:: REQUIREMENTS ::
In the material below, list every line carrying the string "menu".

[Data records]
————
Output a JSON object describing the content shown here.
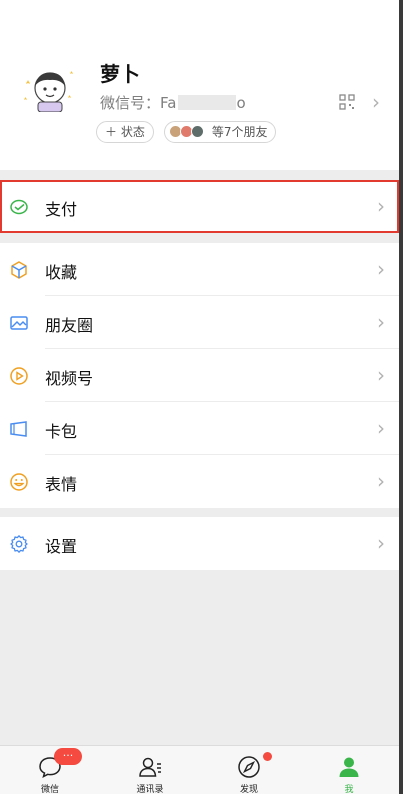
{
  "profile": {
    "nickname": "萝卜",
    "wechat_id_label": "微信号：Fa",
    "wechat_id_suffix": "o",
    "status_button": "＋ 状态",
    "friends_status": "等7个朋友",
    "icons": [
      "avatar",
      "qr-code-icon",
      "chevron-right-icon"
    ]
  },
  "menu": {
    "pay": "支付",
    "favorites": "收藏",
    "moments": "朋友圈",
    "channels": "视频号",
    "cards": "卡包",
    "stickers": "表情",
    "settings": "设置"
  },
  "tabbar": {
    "chats": "微信",
    "chats_badge": "···",
    "contacts": "通讯录",
    "discover": "发现",
    "me": "我"
  },
  "colors": {
    "accent_green": "#39b54a",
    "badge_red": "#f44a3f",
    "highlight_border": "#e23a2e",
    "background": "#ededed"
  }
}
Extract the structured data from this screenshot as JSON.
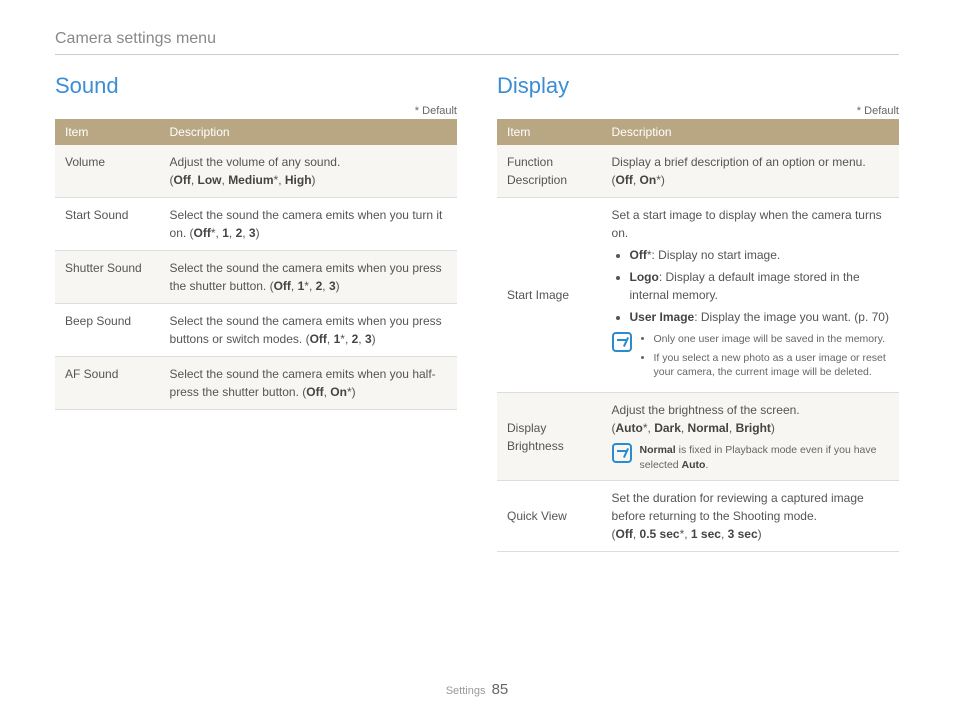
{
  "page": {
    "breadcrumb": "Camera settings menu",
    "footer_label": "Settings",
    "page_number": "85",
    "default_marker": "* Default"
  },
  "sound": {
    "title": "Sound",
    "headers": {
      "item": "Item",
      "desc": "Description"
    },
    "rows": {
      "volume": {
        "item": "Volume",
        "desc_line1": "Adjust the volume of any sound.",
        "opts_open": "(",
        "o1": "Off",
        "c1": ", ",
        "o2": "Low",
        "c2": ", ",
        "o3": "Medium",
        "o3s": "*",
        "c3": ", ",
        "o4": "High",
        "opts_close": ")"
      },
      "start": {
        "item": "Start Sound",
        "desc": "Select the sound the camera emits when you turn it on. (",
        "o1": "Off",
        "o1s": "*",
        "c1": ", ",
        "o2": "1",
        "c2": ", ",
        "o3": "2",
        "c3": ", ",
        "o4": "3",
        "close": ")"
      },
      "shutter": {
        "item": "Shutter Sound",
        "desc": "Select the sound the camera emits when you press the shutter button. (",
        "o1": "Off",
        "c1": ", ",
        "o2": "1",
        "o2s": "*",
        "c2": ", ",
        "o3": "2",
        "c3": ", ",
        "o4": "3",
        "close": ")"
      },
      "beep": {
        "item": "Beep Sound",
        "desc": "Select the sound the camera emits when you press buttons or switch modes. (",
        "o1": "Off",
        "c1": ", ",
        "o2": "1",
        "o2s": "*",
        "c2": ", ",
        "o3": "2",
        "c3": ", ",
        "o4": "3",
        "close": ")"
      },
      "af": {
        "item": "AF Sound",
        "desc": "Select the sound the camera emits when you half-press the shutter button. (",
        "o1": "Off",
        "c1": ", ",
        "o2": "On",
        "o2s": "*",
        "close": ")"
      }
    }
  },
  "display": {
    "title": "Display",
    "headers": {
      "item": "Item",
      "desc": "Description"
    },
    "rows": {
      "func": {
        "item": "Function Description",
        "desc": "Display a brief description of an option or menu.",
        "open": "(",
        "o1": "Off",
        "c1": ", ",
        "o2": "On",
        "o2s": "*",
        "close": ")"
      },
      "startimg": {
        "item": "Start Image",
        "desc": "Set a start image to display when the camera turns on.",
        "li1a": "Off",
        "li1s": "*",
        "li1b": ": Display no start image.",
        "li2a": "Logo",
        "li2b": ": Display a default image stored in the internal memory.",
        "li3a": "User Image",
        "li3b": ": Display the image you want. (p. 70)",
        "note1": "Only one user image will be saved in the memory.",
        "note2": "If you select a new photo as a user image or reset your camera, the current image will be deleted."
      },
      "bright": {
        "item": "Display Brightness",
        "desc": "Adjust the brightness of the screen.",
        "open": "(",
        "o1": "Auto",
        "o1s": "*",
        "c1": ", ",
        "o2": "Dark",
        "c2": ", ",
        "o3": "Normal",
        "c3": ", ",
        "o4": "Bright",
        "close": ")",
        "note_b1": "Normal",
        "note_rest": " is fixed in Playback mode even if you have selected ",
        "note_b2": "Auto",
        "note_end": "."
      },
      "quick": {
        "item": "Quick View",
        "desc": "Set the duration for reviewing a captured image before returning to the Shooting mode.",
        "open": "(",
        "o1": "Off",
        "c1": ", ",
        "o2": "0.5 sec",
        "o2s": "*",
        "c2": ", ",
        "o3": "1 sec",
        "c3": ", ",
        "o4": "3 sec",
        "close": ")"
      }
    }
  }
}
————
:: SOLUTION FOR THIS EXERCISE ::
  "menu": {
    "breadcrumb": "Camera settings menu",
        "desc": "Display a brief description of an option or menu.",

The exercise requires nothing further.